>> begin EXERCISE MATERIALS
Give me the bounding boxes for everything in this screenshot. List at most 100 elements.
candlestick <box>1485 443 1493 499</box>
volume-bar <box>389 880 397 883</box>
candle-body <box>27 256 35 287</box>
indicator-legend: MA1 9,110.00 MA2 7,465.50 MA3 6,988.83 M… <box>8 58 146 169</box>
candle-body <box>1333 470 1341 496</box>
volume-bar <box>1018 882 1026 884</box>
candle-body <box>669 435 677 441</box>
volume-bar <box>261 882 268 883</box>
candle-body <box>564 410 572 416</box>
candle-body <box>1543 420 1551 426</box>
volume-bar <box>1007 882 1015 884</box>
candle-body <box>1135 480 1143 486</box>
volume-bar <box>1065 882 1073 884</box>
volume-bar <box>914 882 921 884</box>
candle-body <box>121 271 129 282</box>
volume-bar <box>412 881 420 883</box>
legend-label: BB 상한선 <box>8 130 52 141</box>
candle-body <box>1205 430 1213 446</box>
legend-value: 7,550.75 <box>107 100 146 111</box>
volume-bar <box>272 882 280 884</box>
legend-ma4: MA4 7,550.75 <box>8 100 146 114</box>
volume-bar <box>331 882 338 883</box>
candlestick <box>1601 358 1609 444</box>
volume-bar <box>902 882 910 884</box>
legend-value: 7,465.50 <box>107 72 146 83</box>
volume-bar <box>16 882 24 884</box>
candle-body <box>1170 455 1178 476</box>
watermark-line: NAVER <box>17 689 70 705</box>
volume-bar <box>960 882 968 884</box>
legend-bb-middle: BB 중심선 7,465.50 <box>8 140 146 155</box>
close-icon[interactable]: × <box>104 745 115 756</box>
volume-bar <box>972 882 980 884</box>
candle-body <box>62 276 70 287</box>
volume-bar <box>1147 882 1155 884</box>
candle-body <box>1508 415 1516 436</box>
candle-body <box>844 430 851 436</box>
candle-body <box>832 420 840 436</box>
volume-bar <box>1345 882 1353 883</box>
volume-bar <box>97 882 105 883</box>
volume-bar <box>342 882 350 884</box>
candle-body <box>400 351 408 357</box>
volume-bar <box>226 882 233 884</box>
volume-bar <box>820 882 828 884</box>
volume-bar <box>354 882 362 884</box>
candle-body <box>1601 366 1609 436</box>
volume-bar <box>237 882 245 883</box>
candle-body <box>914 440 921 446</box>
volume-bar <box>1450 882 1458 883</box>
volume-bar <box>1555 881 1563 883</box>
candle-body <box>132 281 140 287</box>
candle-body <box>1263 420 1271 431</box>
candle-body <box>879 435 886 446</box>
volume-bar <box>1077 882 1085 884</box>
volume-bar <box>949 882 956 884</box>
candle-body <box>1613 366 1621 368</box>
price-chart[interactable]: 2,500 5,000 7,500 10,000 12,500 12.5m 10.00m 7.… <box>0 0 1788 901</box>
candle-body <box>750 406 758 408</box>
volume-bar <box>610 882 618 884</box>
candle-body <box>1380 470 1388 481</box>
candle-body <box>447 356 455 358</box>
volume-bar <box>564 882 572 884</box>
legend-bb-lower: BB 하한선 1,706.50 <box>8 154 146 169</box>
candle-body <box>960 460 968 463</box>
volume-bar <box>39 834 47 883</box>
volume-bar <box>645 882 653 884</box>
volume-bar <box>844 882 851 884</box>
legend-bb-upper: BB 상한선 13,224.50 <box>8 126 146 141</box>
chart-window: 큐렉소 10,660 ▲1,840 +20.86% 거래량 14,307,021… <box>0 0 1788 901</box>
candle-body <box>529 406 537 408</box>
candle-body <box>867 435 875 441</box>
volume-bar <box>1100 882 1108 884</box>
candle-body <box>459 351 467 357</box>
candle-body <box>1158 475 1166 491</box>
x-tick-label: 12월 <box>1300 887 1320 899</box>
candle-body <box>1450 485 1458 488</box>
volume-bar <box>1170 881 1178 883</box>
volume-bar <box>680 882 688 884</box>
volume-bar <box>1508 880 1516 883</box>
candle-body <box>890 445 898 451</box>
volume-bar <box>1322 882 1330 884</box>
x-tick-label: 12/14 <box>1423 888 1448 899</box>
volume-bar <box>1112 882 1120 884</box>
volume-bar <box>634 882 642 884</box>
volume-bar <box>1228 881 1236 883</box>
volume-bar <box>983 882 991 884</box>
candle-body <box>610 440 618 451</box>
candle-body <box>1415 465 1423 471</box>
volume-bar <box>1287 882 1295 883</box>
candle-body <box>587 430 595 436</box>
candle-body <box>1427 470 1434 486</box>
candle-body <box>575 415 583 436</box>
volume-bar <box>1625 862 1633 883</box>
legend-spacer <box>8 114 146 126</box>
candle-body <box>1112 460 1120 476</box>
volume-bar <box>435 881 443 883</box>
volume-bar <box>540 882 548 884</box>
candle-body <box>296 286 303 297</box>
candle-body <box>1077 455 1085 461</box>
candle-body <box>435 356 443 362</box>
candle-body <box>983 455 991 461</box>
>> end EXERCISE MATERIALS
● WORK TO DO: Copy out the rows word for word, from the first row through the row containing "candle-body <box>914 440 921 446</box>", with both ends included.

● ANSWER TO THE TASK:
Give me the bounding boxes for everything in this screenshot. List at most 100 elements.
candlestick <box>1485 443 1493 499</box>
volume-bar <box>389 880 397 883</box>
candle-body <box>27 256 35 287</box>
indicator-legend: MA1 9,110.00 MA2 7,465.50 MA3 6,988.83 M… <box>8 58 146 169</box>
candle-body <box>1333 470 1341 496</box>
volume-bar <box>1018 882 1026 884</box>
candle-body <box>669 435 677 441</box>
volume-bar <box>261 882 268 883</box>
candle-body <box>564 410 572 416</box>
candle-body <box>1543 420 1551 426</box>
volume-bar <box>1007 882 1015 884</box>
candle-body <box>1135 480 1143 486</box>
volume-bar <box>1065 882 1073 884</box>
volume-bar <box>914 882 921 884</box>
candle-body <box>121 271 129 282</box>
volume-bar <box>412 881 420 883</box>
legend-label: BB 상한선 <box>8 130 52 141</box>
candle-body <box>1205 430 1213 446</box>
legend-value: 7,550.75 <box>107 100 146 111</box>
volume-bar <box>272 882 280 884</box>
legend-ma4: MA4 7,550.75 <box>8 100 146 114</box>
volume-bar <box>331 882 338 883</box>
candlestick <box>1601 358 1609 444</box>
volume-bar <box>902 882 910 884</box>
legend-value: 7,465.50 <box>107 72 146 83</box>
volume-bar <box>16 882 24 884</box>
candle-body <box>1170 455 1178 476</box>
watermark-line: NAVER <box>17 689 70 705</box>
volume-bar <box>960 882 968 884</box>
legend-bb-middle: BB 중심선 7,465.50 <box>8 140 146 155</box>
close-icon[interactable]: × <box>104 745 115 756</box>
volume-bar <box>972 882 980 884</box>
candle-body <box>62 276 70 287</box>
volume-bar <box>1147 882 1155 884</box>
candle-body <box>1508 415 1516 436</box>
candle-body <box>844 430 851 436</box>
candle-body <box>832 420 840 436</box>
volume-bar <box>1345 882 1353 883</box>
volume-bar <box>97 882 105 883</box>
volume-bar <box>342 882 350 884</box>
candle-body <box>400 351 408 357</box>
volume-bar <box>226 882 233 884</box>
volume-bar <box>820 882 828 884</box>
volume-bar <box>354 882 362 884</box>
candle-body <box>1601 366 1609 436</box>
volume-bar <box>237 882 245 883</box>
candle-body <box>914 440 921 446</box>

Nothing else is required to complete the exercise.